→ Exercise objective: Hunt for the word "disponible" across the entries below, copying each line that holds it.

→ Data lines:
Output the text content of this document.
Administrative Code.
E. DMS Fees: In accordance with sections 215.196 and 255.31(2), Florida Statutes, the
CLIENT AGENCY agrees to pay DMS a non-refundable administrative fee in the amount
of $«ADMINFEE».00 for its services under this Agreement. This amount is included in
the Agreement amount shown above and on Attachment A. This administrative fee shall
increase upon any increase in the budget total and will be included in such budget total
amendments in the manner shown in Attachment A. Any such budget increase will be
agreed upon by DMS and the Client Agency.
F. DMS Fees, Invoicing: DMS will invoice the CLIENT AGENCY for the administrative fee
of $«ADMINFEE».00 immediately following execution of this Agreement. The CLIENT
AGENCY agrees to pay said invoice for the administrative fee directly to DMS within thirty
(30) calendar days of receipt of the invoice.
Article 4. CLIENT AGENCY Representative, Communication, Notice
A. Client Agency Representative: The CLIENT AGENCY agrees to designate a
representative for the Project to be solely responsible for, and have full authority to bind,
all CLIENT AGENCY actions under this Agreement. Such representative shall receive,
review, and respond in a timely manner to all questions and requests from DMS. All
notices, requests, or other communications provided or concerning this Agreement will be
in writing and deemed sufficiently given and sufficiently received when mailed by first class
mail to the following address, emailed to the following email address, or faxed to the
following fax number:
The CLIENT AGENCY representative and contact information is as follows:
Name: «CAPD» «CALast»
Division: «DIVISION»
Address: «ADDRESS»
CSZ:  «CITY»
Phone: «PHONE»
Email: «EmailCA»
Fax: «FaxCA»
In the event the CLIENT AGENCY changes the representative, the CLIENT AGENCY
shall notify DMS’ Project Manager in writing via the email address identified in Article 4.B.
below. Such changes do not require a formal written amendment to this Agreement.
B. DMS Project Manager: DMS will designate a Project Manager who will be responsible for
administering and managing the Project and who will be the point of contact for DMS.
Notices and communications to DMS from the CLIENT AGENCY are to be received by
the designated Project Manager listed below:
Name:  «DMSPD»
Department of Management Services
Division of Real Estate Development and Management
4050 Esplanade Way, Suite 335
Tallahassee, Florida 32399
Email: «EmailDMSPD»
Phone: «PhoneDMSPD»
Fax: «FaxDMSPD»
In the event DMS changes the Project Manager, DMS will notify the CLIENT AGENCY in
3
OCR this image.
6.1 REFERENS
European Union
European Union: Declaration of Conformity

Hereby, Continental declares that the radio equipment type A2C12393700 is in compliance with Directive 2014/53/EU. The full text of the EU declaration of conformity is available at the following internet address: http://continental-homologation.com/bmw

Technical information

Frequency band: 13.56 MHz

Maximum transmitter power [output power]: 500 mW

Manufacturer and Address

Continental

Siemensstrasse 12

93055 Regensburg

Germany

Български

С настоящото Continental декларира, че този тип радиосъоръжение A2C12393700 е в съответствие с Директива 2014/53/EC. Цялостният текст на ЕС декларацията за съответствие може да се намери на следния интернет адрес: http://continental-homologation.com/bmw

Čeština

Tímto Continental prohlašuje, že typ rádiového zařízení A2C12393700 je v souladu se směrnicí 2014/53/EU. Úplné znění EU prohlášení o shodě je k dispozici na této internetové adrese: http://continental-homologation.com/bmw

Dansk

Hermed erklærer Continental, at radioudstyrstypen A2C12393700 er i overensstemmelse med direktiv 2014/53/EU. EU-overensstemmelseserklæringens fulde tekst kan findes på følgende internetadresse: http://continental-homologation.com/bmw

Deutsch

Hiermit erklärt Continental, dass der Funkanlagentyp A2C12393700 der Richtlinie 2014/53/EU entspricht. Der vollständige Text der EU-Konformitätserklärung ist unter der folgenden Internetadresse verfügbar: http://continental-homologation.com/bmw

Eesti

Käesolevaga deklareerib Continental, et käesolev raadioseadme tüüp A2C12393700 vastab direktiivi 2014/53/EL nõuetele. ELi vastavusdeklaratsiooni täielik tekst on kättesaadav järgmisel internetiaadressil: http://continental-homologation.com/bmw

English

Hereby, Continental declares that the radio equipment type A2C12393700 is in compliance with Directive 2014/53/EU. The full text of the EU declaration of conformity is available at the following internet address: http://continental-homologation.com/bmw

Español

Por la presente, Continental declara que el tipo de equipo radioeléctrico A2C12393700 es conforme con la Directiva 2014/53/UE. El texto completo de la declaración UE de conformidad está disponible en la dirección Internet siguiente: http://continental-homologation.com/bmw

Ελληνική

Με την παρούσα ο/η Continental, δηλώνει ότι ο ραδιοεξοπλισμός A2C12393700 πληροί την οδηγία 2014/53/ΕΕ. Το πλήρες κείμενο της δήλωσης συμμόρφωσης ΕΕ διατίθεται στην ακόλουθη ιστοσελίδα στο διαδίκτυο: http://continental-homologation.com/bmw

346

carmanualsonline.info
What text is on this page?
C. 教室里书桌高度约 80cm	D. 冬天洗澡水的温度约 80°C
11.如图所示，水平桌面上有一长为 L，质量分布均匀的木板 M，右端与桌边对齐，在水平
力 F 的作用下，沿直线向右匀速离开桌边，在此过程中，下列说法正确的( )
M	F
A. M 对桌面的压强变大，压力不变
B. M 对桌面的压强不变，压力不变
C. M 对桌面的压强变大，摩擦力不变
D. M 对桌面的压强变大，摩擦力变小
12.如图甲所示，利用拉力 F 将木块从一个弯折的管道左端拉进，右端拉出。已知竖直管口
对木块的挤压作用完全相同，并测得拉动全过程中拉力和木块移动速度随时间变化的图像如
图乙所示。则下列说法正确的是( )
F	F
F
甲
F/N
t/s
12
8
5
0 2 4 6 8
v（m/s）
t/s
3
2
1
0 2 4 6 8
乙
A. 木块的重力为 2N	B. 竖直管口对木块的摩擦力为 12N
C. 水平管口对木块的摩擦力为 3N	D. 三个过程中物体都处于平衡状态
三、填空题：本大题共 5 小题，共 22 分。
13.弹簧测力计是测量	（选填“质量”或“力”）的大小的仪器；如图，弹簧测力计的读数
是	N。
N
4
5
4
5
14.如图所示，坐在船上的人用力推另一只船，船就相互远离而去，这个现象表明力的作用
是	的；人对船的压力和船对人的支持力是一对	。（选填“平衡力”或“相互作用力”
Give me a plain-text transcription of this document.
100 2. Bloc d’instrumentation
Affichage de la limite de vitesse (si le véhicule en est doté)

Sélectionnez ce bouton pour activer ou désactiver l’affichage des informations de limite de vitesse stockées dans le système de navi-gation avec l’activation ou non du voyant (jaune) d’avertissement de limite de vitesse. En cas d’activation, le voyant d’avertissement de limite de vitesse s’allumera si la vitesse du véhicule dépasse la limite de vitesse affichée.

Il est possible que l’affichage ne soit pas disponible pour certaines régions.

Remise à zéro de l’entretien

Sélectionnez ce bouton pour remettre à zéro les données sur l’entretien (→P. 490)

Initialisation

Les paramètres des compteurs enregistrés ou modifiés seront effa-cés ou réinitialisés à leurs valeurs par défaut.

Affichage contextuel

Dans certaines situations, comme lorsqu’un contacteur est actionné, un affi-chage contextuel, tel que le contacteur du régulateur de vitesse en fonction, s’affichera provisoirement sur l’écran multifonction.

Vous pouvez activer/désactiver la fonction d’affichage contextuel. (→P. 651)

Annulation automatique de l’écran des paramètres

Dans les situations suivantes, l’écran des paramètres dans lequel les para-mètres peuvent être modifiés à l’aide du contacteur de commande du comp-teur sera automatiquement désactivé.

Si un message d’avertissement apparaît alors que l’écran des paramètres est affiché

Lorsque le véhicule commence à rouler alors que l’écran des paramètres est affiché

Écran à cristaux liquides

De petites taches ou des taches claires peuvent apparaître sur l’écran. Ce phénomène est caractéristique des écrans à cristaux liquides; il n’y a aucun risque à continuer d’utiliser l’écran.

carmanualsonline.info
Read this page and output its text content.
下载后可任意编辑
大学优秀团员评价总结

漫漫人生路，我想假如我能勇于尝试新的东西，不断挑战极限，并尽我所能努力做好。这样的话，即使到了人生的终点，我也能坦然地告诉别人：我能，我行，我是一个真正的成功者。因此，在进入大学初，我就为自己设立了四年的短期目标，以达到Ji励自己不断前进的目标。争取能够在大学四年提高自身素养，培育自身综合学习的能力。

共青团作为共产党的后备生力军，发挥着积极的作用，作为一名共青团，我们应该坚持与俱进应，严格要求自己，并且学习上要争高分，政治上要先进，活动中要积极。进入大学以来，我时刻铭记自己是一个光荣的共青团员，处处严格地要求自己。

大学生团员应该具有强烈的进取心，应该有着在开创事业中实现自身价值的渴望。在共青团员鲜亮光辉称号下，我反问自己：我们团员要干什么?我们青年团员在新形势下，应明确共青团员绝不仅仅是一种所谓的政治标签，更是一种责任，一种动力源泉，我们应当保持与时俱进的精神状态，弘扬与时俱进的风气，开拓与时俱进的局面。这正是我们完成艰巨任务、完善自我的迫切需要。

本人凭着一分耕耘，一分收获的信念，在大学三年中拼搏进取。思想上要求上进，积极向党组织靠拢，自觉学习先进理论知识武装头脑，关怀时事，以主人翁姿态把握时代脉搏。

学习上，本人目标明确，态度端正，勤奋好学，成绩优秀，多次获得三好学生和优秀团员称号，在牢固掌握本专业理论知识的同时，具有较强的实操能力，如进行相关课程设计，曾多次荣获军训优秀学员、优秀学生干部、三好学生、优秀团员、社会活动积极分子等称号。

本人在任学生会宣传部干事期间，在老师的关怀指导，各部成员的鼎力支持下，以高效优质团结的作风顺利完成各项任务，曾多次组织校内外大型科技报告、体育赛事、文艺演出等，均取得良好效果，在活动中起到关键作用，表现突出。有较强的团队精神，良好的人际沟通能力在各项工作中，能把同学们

→ The completed task:
Por la presente, Continental declara que el tipo de equipo radioeléctrico A2C12393700 es conforme con la Directiva 2014/53/UE. El texto completo de la declaración UE de conformidad está disponible en la dirección Internet siguiente: http://continental-homologation.com/bmw
Il est possible que l’affichage ne soit pas disponible pour certaines régions.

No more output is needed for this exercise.